**PROBLEM REQUIREMENTS:**
Write out each line of the records below verbatim, omitting the pictures from your answer.

Collected data
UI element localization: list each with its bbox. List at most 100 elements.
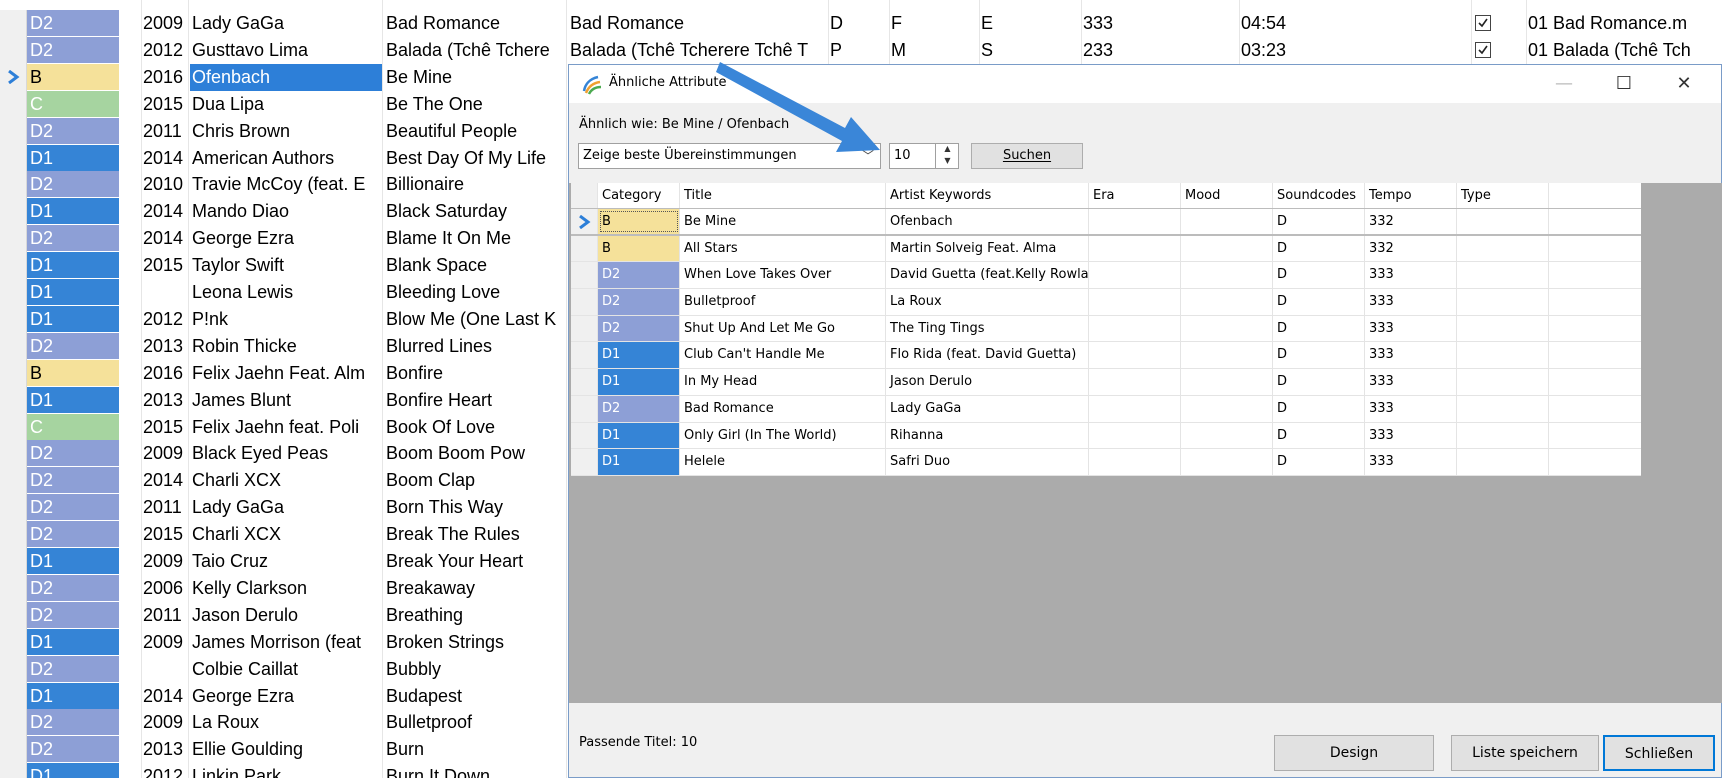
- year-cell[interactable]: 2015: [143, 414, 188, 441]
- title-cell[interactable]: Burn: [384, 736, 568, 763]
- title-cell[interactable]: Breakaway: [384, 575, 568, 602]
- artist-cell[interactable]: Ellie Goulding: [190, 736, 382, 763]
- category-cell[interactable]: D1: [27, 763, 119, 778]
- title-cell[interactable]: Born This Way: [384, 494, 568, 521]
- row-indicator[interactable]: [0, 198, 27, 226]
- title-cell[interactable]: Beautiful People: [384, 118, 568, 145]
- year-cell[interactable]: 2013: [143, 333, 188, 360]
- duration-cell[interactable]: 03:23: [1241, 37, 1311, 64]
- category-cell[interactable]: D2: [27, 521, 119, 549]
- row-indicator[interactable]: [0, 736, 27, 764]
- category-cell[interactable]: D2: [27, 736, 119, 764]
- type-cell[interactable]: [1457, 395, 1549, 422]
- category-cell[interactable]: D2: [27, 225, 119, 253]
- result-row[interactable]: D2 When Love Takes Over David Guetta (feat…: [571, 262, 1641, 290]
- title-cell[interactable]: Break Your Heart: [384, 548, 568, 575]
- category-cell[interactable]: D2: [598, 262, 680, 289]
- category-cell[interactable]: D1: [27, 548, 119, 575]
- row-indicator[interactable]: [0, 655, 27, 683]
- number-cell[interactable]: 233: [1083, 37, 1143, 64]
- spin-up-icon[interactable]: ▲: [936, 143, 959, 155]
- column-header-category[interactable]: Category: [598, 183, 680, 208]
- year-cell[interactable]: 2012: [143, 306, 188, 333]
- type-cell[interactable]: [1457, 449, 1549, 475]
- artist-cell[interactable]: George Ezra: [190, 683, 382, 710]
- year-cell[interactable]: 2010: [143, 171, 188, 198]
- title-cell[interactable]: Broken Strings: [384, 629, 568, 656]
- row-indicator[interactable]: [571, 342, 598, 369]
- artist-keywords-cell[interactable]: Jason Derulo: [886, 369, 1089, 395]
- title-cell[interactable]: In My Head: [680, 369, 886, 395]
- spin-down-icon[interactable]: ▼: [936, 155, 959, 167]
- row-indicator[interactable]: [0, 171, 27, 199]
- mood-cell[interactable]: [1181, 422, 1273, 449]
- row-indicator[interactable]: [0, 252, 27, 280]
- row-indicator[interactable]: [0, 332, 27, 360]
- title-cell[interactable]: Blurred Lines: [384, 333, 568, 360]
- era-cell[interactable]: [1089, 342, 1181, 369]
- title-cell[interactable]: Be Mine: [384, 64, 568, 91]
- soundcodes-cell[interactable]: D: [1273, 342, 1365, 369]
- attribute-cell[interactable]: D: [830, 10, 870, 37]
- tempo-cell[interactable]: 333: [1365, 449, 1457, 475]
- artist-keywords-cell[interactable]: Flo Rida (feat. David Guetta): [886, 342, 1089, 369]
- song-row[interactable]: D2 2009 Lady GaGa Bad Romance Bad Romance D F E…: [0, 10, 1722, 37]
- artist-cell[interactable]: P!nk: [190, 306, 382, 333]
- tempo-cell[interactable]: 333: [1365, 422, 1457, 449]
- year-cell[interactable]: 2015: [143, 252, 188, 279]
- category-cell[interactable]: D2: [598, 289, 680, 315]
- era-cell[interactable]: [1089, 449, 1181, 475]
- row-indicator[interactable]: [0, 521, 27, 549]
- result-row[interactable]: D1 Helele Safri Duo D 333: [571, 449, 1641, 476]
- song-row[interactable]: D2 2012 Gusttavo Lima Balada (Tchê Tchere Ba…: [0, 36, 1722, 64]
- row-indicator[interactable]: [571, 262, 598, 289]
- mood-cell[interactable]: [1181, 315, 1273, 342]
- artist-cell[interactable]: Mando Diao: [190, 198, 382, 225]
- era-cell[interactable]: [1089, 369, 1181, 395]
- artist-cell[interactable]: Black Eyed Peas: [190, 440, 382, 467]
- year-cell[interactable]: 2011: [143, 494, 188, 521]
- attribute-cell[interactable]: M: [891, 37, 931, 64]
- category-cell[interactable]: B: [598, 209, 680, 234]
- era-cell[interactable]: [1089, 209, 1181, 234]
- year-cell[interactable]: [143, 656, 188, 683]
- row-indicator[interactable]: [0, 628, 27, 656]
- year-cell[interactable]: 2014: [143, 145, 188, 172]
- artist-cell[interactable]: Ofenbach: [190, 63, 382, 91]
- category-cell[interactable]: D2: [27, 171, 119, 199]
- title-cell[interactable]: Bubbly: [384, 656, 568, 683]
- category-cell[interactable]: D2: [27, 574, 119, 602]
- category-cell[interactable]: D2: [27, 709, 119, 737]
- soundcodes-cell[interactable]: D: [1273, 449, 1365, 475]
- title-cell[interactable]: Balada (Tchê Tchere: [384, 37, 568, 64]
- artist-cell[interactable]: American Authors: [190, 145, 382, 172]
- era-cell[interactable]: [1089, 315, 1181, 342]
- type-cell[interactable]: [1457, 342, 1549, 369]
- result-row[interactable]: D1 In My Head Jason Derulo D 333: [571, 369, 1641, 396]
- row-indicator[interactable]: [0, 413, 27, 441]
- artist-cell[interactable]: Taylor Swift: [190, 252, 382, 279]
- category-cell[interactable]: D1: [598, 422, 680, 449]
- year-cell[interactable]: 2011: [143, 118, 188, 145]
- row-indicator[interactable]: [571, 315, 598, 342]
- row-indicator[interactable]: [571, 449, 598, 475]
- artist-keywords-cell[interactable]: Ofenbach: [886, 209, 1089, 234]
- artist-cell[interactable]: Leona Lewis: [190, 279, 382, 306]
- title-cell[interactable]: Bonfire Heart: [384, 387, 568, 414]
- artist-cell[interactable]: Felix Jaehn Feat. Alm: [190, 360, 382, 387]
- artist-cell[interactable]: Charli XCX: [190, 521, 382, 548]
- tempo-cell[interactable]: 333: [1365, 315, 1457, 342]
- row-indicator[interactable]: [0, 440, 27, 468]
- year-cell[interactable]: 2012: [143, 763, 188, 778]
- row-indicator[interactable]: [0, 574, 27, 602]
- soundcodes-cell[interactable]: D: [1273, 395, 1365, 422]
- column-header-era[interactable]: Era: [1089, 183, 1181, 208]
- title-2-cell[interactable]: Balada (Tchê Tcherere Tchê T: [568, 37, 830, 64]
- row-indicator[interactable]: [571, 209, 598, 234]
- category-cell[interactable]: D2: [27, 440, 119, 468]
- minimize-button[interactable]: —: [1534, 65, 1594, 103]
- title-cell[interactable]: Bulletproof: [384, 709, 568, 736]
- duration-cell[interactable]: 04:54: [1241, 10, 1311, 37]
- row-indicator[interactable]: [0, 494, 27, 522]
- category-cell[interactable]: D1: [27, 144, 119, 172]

**ANSWER TO THE PROBLEM:**
UI element localization: list each with its bbox. List at most 100 elements.
- year-cell[interactable]: 2015: [143, 414, 188, 441]
- title-cell[interactable]: Burn: [384, 736, 568, 763]
- title-cell[interactable]: Breakaway: [384, 575, 568, 602]
- artist-cell[interactable]: Ellie Goulding: [190, 736, 382, 763]
- category-cell[interactable]: D1: [27, 763, 119, 778]
- title-cell[interactable]: Born This Way: [384, 494, 568, 521]
- row-indicator[interactable]: [0, 198, 27, 226]
- title-cell[interactable]: Beautiful People: [384, 118, 568, 145]
- year-cell[interactable]: 2013: [143, 333, 188, 360]
- duration-cell[interactable]: 03:23: [1241, 37, 1311, 64]
- category-cell[interactable]: D2: [27, 521, 119, 549]
- row-indicator[interactable]: [0, 736, 27, 764]
- category-cell[interactable]: D2: [27, 736, 119, 764]
- type-cell[interactable]: [1457, 395, 1549, 422]
- category-cell[interactable]: D2: [27, 225, 119, 253]
- result-row[interactable]: D2 When Love Takes Over David Guetta (feat…: [571, 262, 1641, 290]
- title-cell[interactable]: Break Your Heart: [384, 548, 568, 575]
- category-cell[interactable]: D2: [598, 262, 680, 289]
- category-cell[interactable]: D1: [27, 548, 119, 575]
- row-indicator[interactable]: [0, 655, 27, 683]
- number-cell[interactable]: 233: [1083, 37, 1143, 64]
- spin-up-icon[interactable]: ▲: [936, 143, 959, 155]
- column-header-category[interactable]: Category: [598, 183, 680, 208]
- year-cell[interactable]: 2012: [143, 306, 188, 333]
- type-cell[interactable]: [1457, 449, 1549, 475]
- artist-cell[interactable]: George Ezra: [190, 683, 382, 710]
- year-cell[interactable]: 2010: [143, 171, 188, 198]
- title-cell[interactable]: Broken Strings: [384, 629, 568, 656]
- row-indicator[interactable]: [571, 342, 598, 369]
- artist-keywords-cell[interactable]: Jason Derulo: [886, 369, 1089, 395]
- title-cell[interactable]: In My Head: [680, 369, 886, 395]
- spin-down-icon[interactable]: ▼: [936, 155, 959, 167]
- row-indicator[interactable]: [0, 171, 27, 199]
- mood-cell[interactable]: [1181, 422, 1273, 449]
- row-indicator[interactable]: [0, 252, 27, 280]
- row-indicator[interactable]: [0, 332, 27, 360]
- title-cell[interactable]: Blurred Lines: [384, 333, 568, 360]
- era-cell[interactable]: [1089, 342, 1181, 369]
- title-cell[interactable]: Be Mine: [384, 64, 568, 91]
- soundcodes-cell[interactable]: D: [1273, 342, 1365, 369]
- attribute-cell[interactable]: D: [830, 10, 870, 37]
- tempo-cell[interactable]: 333: [1365, 449, 1457, 475]
- artist-keywords-cell[interactable]: Flo Rida (feat. David Guetta): [886, 342, 1089, 369]
- song-row[interactable]: D2 2009 Lady GaGa Bad Romance Bad Romance D F E…: [0, 10, 1722, 37]
- artist-cell[interactable]: P!nk: [190, 306, 382, 333]
- tempo-cell[interactable]: 333: [1365, 422, 1457, 449]
- year-cell[interactable]: 2015: [143, 252, 188, 279]
- category-cell[interactable]: D2: [598, 289, 680, 315]
- era-cell[interactable]: [1089, 449, 1181, 475]
- row-indicator[interactable]: [0, 521, 27, 549]
- result-row[interactable]: D1 Helele Safri Duo D 333: [571, 449, 1641, 476]
- song-row[interactable]: D2 2012 Gusttavo Lima Balada (Tchê Tchere Ba…: [0, 36, 1722, 64]
- row-indicator[interactable]: [571, 262, 598, 289]
- mood-cell[interactable]: [1181, 315, 1273, 342]
- artist-cell[interactable]: Mando Diao: [190, 198, 382, 225]
- era-cell[interactable]: [1089, 369, 1181, 395]
- artist-cell[interactable]: Black Eyed Peas: [190, 440, 382, 467]
- year-cell[interactable]: 2011: [143, 494, 188, 521]
- attribute-cell[interactable]: M: [891, 37, 931, 64]
- category-cell[interactable]: B: [598, 209, 680, 234]
- era-cell[interactable]: [1089, 209, 1181, 234]
- year-cell[interactable]: [143, 656, 188, 683]
- row-indicator[interactable]: [0, 628, 27, 656]
- year-cell[interactable]: 2014: [143, 145, 188, 172]
- artist-cell[interactable]: Ofenbach: [190, 63, 382, 91]
- category-cell[interactable]: D2: [27, 171, 119, 199]
- title-cell[interactable]: Bubbly: [384, 656, 568, 683]
- category-cell[interactable]: D2: [27, 574, 119, 602]
- category-cell[interactable]: D2: [27, 709, 119, 737]
- soundcodes-cell[interactable]: D: [1273, 449, 1365, 475]
- title-cell[interactable]: Balada (Tchê Tchere: [384, 37, 568, 64]
- artist-cell[interactable]: American Authors: [190, 145, 382, 172]
- era-cell[interactable]: [1089, 315, 1181, 342]
- type-cell[interactable]: [1457, 342, 1549, 369]
- result-row[interactable]: D1 In My Head Jason Derulo D 333: [571, 369, 1641, 396]
- row-indicator[interactable]: [0, 413, 27, 441]
- artist-cell[interactable]: Taylor Swift: [190, 252, 382, 279]
- category-cell[interactable]: D1: [598, 422, 680, 449]
- year-cell[interactable]: 2011: [143, 118, 188, 145]
- row-indicator[interactable]: [571, 315, 598, 342]
- row-indicator[interactable]: [571, 449, 598, 475]
- artist-keywords-cell[interactable]: Ofenbach: [886, 209, 1089, 234]
- artist-cell[interactable]: Leona Lewis: [190, 279, 382, 306]
- title-cell[interactable]: Bonfire Heart: [384, 387, 568, 414]
- artist-cell[interactable]: Felix Jaehn Feat. Alm: [190, 360, 382, 387]
- artist-cell[interactable]: Charli XCX: [190, 521, 382, 548]
- tempo-cell[interactable]: 333: [1365, 315, 1457, 342]
- row-indicator[interactable]: [0, 440, 27, 468]
- year-cell[interactable]: 2012: [143, 763, 188, 778]
- row-indicator[interactable]: [0, 574, 27, 602]
- soundcodes-cell[interactable]: D: [1273, 395, 1365, 422]
- column-header-era[interactable]: Era: [1089, 183, 1181, 208]
- title-2-cell[interactable]: Balada (Tchê Tcherere Tchê T: [568, 37, 830, 64]
- row-indicator[interactable]: [571, 209, 598, 234]
- category-cell[interactable]: D2: [27, 440, 119, 468]
- minimize-button[interactable]: —: [1534, 65, 1594, 103]
- title-cell[interactable]: Bulletproof: [384, 709, 568, 736]
- duration-cell[interactable]: 04:54: [1241, 10, 1311, 37]
- row-indicator[interactable]: [0, 494, 27, 522]
- category-cell[interactable]: D1: [27, 144, 119, 172]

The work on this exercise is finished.